» **MATERIALS PROVIDED**:
--- Begin ---

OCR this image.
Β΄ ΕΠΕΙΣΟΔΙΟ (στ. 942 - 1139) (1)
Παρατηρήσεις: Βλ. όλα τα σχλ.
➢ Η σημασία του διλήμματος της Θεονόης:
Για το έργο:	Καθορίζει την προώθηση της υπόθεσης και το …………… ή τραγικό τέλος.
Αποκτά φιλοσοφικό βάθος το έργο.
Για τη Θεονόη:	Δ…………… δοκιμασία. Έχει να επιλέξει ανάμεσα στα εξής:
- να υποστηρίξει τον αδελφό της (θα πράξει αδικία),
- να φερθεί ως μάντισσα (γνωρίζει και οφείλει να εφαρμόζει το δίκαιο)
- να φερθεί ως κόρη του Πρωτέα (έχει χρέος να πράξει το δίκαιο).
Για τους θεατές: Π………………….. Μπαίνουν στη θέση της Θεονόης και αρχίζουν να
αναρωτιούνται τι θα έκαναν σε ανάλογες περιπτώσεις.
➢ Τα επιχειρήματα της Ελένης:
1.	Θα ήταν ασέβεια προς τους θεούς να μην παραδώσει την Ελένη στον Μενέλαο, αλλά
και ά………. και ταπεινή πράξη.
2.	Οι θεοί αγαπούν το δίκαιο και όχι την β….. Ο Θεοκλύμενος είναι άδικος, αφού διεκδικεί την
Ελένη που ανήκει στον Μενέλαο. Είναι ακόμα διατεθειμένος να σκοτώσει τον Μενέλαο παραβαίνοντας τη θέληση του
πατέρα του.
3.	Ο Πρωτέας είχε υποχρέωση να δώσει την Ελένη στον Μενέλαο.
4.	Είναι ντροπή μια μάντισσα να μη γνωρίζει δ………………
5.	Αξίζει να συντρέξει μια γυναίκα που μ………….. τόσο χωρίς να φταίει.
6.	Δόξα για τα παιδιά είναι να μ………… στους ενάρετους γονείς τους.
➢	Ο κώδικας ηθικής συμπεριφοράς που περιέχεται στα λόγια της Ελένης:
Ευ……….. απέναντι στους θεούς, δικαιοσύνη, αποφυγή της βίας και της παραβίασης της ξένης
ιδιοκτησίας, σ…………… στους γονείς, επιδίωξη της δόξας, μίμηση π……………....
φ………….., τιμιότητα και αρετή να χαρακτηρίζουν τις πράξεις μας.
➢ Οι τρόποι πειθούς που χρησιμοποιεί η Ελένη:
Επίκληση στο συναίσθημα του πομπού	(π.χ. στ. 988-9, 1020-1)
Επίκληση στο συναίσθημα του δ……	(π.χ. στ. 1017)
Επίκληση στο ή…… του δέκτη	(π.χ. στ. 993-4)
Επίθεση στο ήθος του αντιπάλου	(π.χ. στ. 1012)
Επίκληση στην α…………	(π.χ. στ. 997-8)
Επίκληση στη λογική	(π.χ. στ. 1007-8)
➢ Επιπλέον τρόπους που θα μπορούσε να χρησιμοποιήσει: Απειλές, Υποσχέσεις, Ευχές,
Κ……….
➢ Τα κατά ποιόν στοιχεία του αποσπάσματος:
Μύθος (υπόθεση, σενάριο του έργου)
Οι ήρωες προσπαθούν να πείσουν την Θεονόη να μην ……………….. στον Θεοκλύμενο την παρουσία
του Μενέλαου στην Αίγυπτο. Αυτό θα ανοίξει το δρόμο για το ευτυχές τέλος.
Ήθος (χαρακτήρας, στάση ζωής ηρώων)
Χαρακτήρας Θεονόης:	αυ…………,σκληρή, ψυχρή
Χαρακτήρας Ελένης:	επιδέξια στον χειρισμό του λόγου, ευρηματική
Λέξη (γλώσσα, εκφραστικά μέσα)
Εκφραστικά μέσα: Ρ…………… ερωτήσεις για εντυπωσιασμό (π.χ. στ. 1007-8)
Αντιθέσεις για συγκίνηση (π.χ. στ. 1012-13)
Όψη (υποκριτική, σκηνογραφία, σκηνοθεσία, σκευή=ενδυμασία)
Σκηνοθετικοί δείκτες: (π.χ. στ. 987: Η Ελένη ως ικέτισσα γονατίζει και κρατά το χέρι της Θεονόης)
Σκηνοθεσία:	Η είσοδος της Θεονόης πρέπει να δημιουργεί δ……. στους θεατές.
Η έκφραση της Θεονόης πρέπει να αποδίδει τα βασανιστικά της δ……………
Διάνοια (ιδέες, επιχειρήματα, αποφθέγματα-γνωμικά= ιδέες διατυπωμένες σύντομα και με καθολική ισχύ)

--- End ---

» **EXERCISE DESCRIPTION**: Set out every line from the material that contains the string "Επίκληση".

» **IN RESPONSE**:
Επίκληση στο συναίσθημα του πομπού	(π.χ. στ. 988-9, 1020-1)
Επίκληση στο συναίσθημα του δ……	(π.χ. στ. 1017)
Επίκληση στο ή…… του δέκτη	(π.χ. στ. 993-4)
Επίκληση στην α…………	(π.χ. στ. 997-8)
Επίκληση στη λογική	(π.χ. στ. 1007-8)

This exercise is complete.